[start of Available data]
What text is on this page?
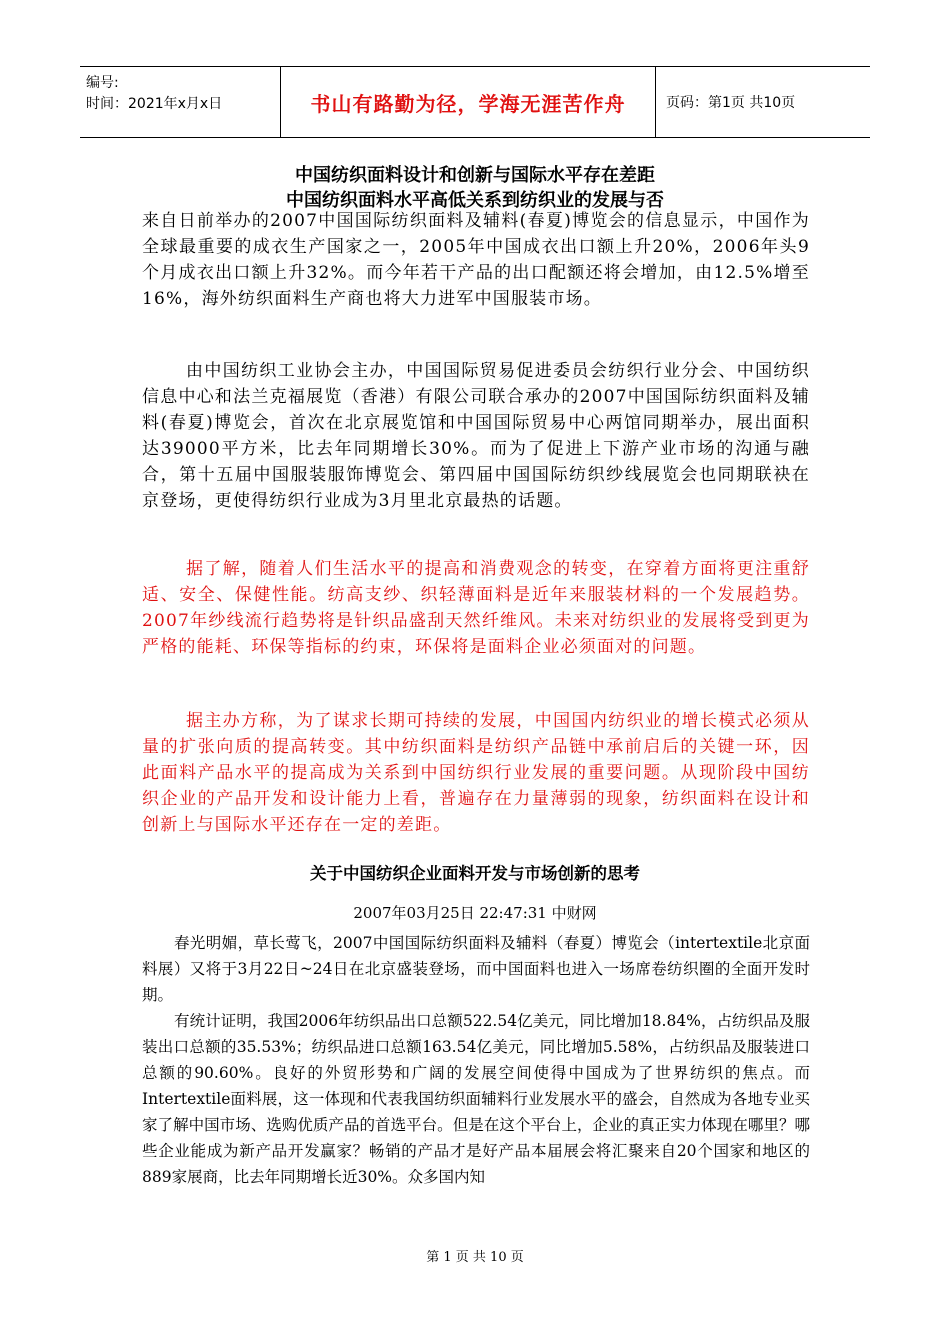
编号:
时间：2021年x月x日	书山有路勤为径，学海无涯苦作舟	页码：第1页 共10页
中国纺织面料设计和创新与国际水平存在差距
中国纺织面料水平高低关系到纺织业的发展与否

来自日前举办的2007中国国际纺织面料及辅料(春夏)博览会的信息显示，中国作为全球最重要的成衣生产国家之一，2005年中国成衣出口额上升20%，2006年头9个月成衣出口额上升32%。而今年若干产品的出口配额还将会增加，由12.5%增至16%，海外纺织面料生产商也将大力进军中国服装市场。

由中国纺织工业协会主办，中国国际贸易促进委员会纺织行业分会、中国纺织信息中心和法兰克福展览（香港）有限公司联合承办的2007中国国际纺织面料及辅料(春夏)博览会，首次在北京展览馆和中国国际贸易中心两馆同期举办，展出面积达39000平方米，比去年同期增长30%。而为了促进上下游产业市场的沟通与融合，第十五届中国服装服饰博览会、第四届中国国际纺织纱线展览会也同期联袂在京登场，更使得纺织行业成为3月里北京最热的话题。

据了解，随着人们生活水平的提高和消费观念的转变，在穿着方面将更注重舒适、安全、保健性能。纺高支纱、织轻薄面料是近年来服装材料的一个发展趋势。2007年纱线流行趋势将是针织品盛刮天然纤维风。未来对纺织业的发展将受到更为严格的能耗、环保等指标的约束，环保将是面料企业必须面对的问题。

据主办方称，为了谋求长期可持续的发展，中国国内纺织业的增长模式必须从量的扩张向质的提高转变。其中纺织面料是纺织产品链中承前启后的关键一环，因此面料产品水平的提高成为关系到中国纺织行业发展的重要问题。从现阶段中国纺织企业的产品开发和设计能力上看，普遍存在力量薄弱的现象，纺织面料在设计和创新上与国际水平还存在一定的差距。

关于中国纺织企业面料开发与市场创新的思考
2007年03月25日 22:47:31 中财网

春光明媚，草长莺飞，2007中国国际纺织面料及辅料（春夏）博览会（intertextile北京面料展）又将于3月22日~24日在北京盛装登场，而中国面料也进入一场席卷纺织圈的全面开发时期。

有统计证明，我国2006年纺织品出口总额522.54亿美元，同比增加18.84%，占纺织品及服装出口总额的35.53%；纺织品进口总额163.54亿美元，同比增加5.58%，占纺织品及服装进口总额的90.60%。良好的外贸形势和广阔的发展空间使得中国成为了世界纺织的焦点。而Intertextile面料展，这一体现和代表我国纺织面辅料行业发展水平的盛会，自然成为各地专业买家了解中国市场、选购优质产品的首选平台。但是在这个平台上，企业的真正实力体现在哪里？哪些企业能成为新产品开发赢家？畅销的产品才是好产品本届展会将汇聚来自20个国家和地区的889家展商，比去年同期增长近30%。众多国内知

第 1 页 共 10 页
[end of Available data]
◆ Task prompt
Leave out the pictures and output every record above precisely as given.

◆ Full solution
What text is on this page?
编号:
时间：2021年x月x日	书山有路勤为径，学海无涯苦作舟	页码：第1页 共10页
中国纺织面料设计和创新与国际水平存在差距
中国纺织面料水平高低关系到纺织业的发展与否

来自日前举办的2007中国国际纺织面料及辅料(春夏)博览会的信息显示，中国作为全球最重要的成衣生产国家之一，2005年中国成衣出口额上升20%，2006年头9个月成衣出口额上升32%。而今年若干产品的出口配额还将会增加，由12.5%增至16%，海外纺织面料生产商也将大力进军中国服装市场。

由中国纺织工业协会主办，中国国际贸易促进委员会纺织行业分会、中国纺织信息中心和法兰克福展览（香港）有限公司联合承办的2007中国国际纺织面料及辅料(春夏)博览会，首次在北京展览馆和中国国际贸易中心两馆同期举办，展出面积达39000平方米，比去年同期增长30%。而为了促进上下游产业市场的沟通与融合，第十五届中国服装服饰博览会、第四届中国国际纺织纱线展览会也同期联袂在京登场，更使得纺织行业成为3月里北京最热的话题。

据了解，随着人们生活水平的提高和消费观念的转变，在穿着方面将更注重舒适、安全、保健性能。纺高支纱、织轻薄面料是近年来服装材料的一个发展趋势。2007年纱线流行趋势将是针织品盛刮天然纤维风。未来对纺织业的发展将受到更为严格的能耗、环保等指标的约束，环保将是面料企业必须面对的问题。

据主办方称，为了谋求长期可持续的发展，中国国内纺织业的增长模式必须从量的扩张向质的提高转变。其中纺织面料是纺织产品链中承前启后的关键一环，因此面料产品水平的提高成为关系到中国纺织行业发展的重要问题。从现阶段中国纺织企业的产品开发和设计能力上看，普遍存在力量薄弱的现象，纺织面料在设计和创新上与国际水平还存在一定的差距。

关于中国纺织企业面料开发与市场创新的思考
2007年03月25日 22:47:31 中财网

春光明媚，草长莺飞，2007中国国际纺织面料及辅料（春夏）博览会（intertextile北京面料展）又将于3月22日~24日在北京盛装登场，而中国面料也进入一场席卷纺织圈的全面开发时期。

有统计证明，我国2006年纺织品出口总额522.54亿美元，同比增加18.84%，占纺织品及服装出口总额的35.53%；纺织品进口总额163.54亿美元，同比增加5.58%，占纺织品及服装进口总额的90.60%。良好的外贸形势和广阔的发展空间使得中国成为了世界纺织的焦点。而Intertextile面料展，这一体现和代表我国纺织面辅料行业发展水平的盛会，自然成为各地专业买家了解中国市场、选购优质产品的首选平台。但是在这个平台上，企业的真正实力体现在哪里？哪些企业能成为新产品开发赢家？畅销的产品才是好产品本届展会将汇聚来自20个国家和地区的889家展商，比去年同期增长近30%。众多国内知

第 1 页 共 10 页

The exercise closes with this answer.